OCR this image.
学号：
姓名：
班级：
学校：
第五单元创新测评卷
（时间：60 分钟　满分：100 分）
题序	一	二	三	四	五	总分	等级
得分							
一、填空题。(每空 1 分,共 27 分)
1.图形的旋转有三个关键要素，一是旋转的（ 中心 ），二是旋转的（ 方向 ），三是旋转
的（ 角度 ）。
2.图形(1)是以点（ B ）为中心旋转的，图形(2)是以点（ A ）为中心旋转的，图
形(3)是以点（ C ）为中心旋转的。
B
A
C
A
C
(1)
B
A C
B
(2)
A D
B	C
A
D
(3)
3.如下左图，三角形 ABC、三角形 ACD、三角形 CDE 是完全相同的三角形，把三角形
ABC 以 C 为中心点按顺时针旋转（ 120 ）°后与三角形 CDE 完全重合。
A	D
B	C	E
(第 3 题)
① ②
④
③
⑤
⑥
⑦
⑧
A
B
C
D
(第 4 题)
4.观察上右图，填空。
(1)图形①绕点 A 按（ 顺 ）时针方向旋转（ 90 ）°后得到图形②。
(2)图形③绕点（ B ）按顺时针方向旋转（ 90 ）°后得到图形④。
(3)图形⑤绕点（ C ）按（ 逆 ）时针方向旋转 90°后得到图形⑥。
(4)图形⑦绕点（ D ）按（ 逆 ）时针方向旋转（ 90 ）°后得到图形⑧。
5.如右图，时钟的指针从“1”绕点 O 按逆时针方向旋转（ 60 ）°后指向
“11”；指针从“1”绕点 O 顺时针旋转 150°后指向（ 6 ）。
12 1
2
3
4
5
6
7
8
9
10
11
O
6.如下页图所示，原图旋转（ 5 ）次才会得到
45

=-=-=-=-=

Return the lines above exactly, keeping every word.

**Written response**
OCR this image.
学号：
姓名：
班级：
学校：
第五单元创新测评卷
（时间：60 分钟　满分：100 分）
题序	一	二	三	四	五	总分	等级
得分							
一、填空题。(每空 1 分,共 27 分)
1.图形的旋转有三个关键要素，一是旋转的（ 中心 ），二是旋转的（ 方向 ），三是旋转
的（ 角度 ）。
2.图形(1)是以点（ B ）为中心旋转的，图形(2)是以点（ A ）为中心旋转的，图
形(3)是以点（ C ）为中心旋转的。
B
A
C
A
C
(1)
B
A C
B
(2)
A D
B	C
A
D
(3)
3.如下左图，三角形 ABC、三角形 ACD、三角形 CDE 是完全相同的三角形，把三角形
ABC 以 C 为中心点按顺时针旋转（ 120 ）°后与三角形 CDE 完全重合。
A	D
B	C	E
(第 3 题)
① ②
④
③
⑤
⑥
⑦
⑧
A
B
C
D
(第 4 题)
4.观察上右图，填空。
(1)图形①绕点 A 按（ 顺 ）时针方向旋转（ 90 ）°后得到图形②。
(2)图形③绕点（ B ）按顺时针方向旋转（ 90 ）°后得到图形④。
(3)图形⑤绕点（ C ）按（ 逆 ）时针方向旋转 90°后得到图形⑥。
(4)图形⑦绕点（ D ）按（ 逆 ）时针方向旋转（ 90 ）°后得到图形⑧。
5.如右图，时钟的指针从“1”绕点 O 按逆时针方向旋转（ 60 ）°后指向
“11”；指针从“1”绕点 O 顺时针旋转 150°后指向（ 6 ）。
12 1
2
3
4
5
6
7
8
9
10
11
O
6.如下页图所示，原图旋转（ 5 ）次才会得到
45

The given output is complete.